▶ DATA PROVIDED
= = = = =

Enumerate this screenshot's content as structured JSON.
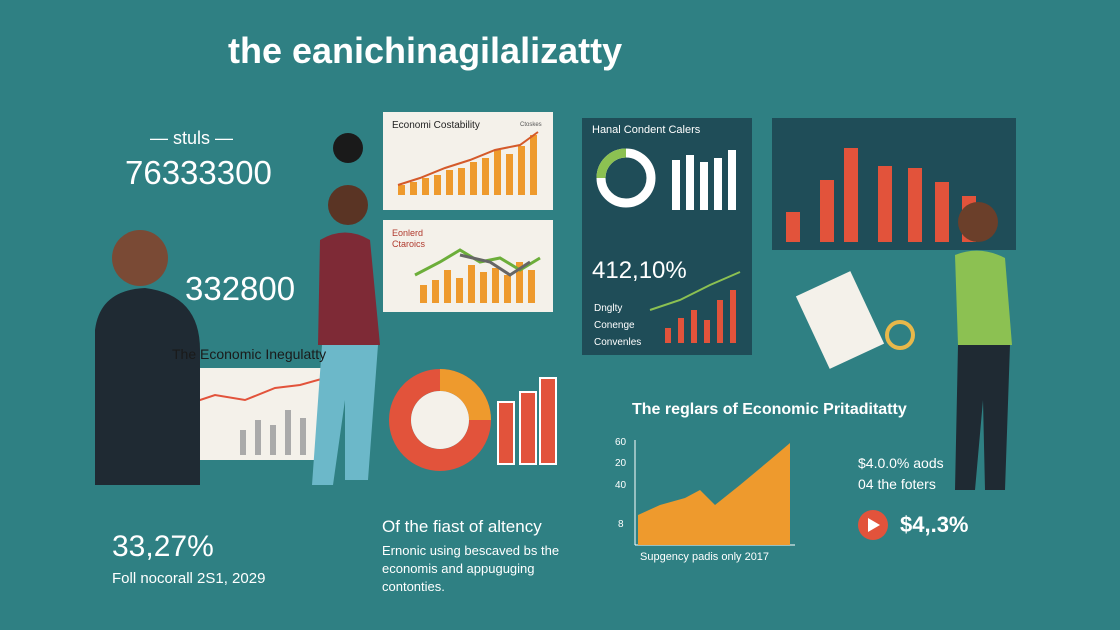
{
  "header": {
    "title": "the eanichinagilalizatty"
  },
  "left": {
    "kicker": "— stuls —",
    "big_number": "76333300",
    "second_number": "332800",
    "chart_title": "The Economic Inegulatty",
    "stat": "33,27%",
    "stat_note": "Foll nocorall 2S1, 2029"
  },
  "panels": {
    "top_chart_title": "Economi Costability",
    "top_chart_legend": "Ctoskes",
    "mid_chart_title": [
      "Eonlerd",
      "Ctaroics"
    ]
  },
  "dark_panel": {
    "title": "Hanal Condent Calers",
    "stat": "412,10%",
    "legend": [
      "Dnglty",
      "Conenge",
      "Convenles"
    ]
  },
  "center_text": {
    "heading": "Of the fiast of altency",
    "lines": [
      "Ernonic using bescaved bs the",
      "economis and appuguging",
      "contonties."
    ]
  },
  "right_chart": {
    "title": "The reglars of Economic Pritaditatty",
    "axis_labels": [
      "60",
      "20",
      "40",
      "8"
    ],
    "caption": "Supgency padis only 2017"
  },
  "right_stats": {
    "line1": "$4.0.0% aods",
    "line2": "04 the foters",
    "highlight": "$4,.3%"
  }
}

= = = = =

▶ WORK INSTRUCTIONS
Return the material exactly as given, apart from the pictures.

▶ EXERCISE SOLUTION
Enumerate this screenshot's content as structured JSON.
{
  "header": {
    "title": "the eanichinagilalizatty"
  },
  "left": {
    "kicker": "— stuls —",
    "big_number": "76333300",
    "second_number": "332800",
    "chart_title": "The Economic Inegulatty",
    "stat": "33,27%",
    "stat_note": "Foll nocorall 2S1, 2029"
  },
  "panels": {
    "top_chart_title": "Economi Costability",
    "top_chart_legend": "Ctoskes",
    "mid_chart_title": [
      "Eonlerd",
      "Ctaroics"
    ]
  },
  "dark_panel": {
    "title": "Hanal Condent Calers",
    "stat": "412,10%",
    "legend": [
      "Dnglty",
      "Conenge",
      "Convenles"
    ]
  },
  "center_text": {
    "heading": "Of the fiast of altency",
    "lines": [
      "Ernonic using bescaved bs the",
      "economis and appuguging",
      "contonties."
    ]
  },
  "right_chart": {
    "title": "The reglars of Economic Pritaditatty",
    "axis_labels": [
      "60",
      "20",
      "40",
      "8"
    ],
    "caption": "Supgency padis only 2017"
  },
  "right_stats": {
    "line1": "$4.0.0% aods",
    "line2": "04 the foters",
    "highlight": "$4,.3%"
  }
}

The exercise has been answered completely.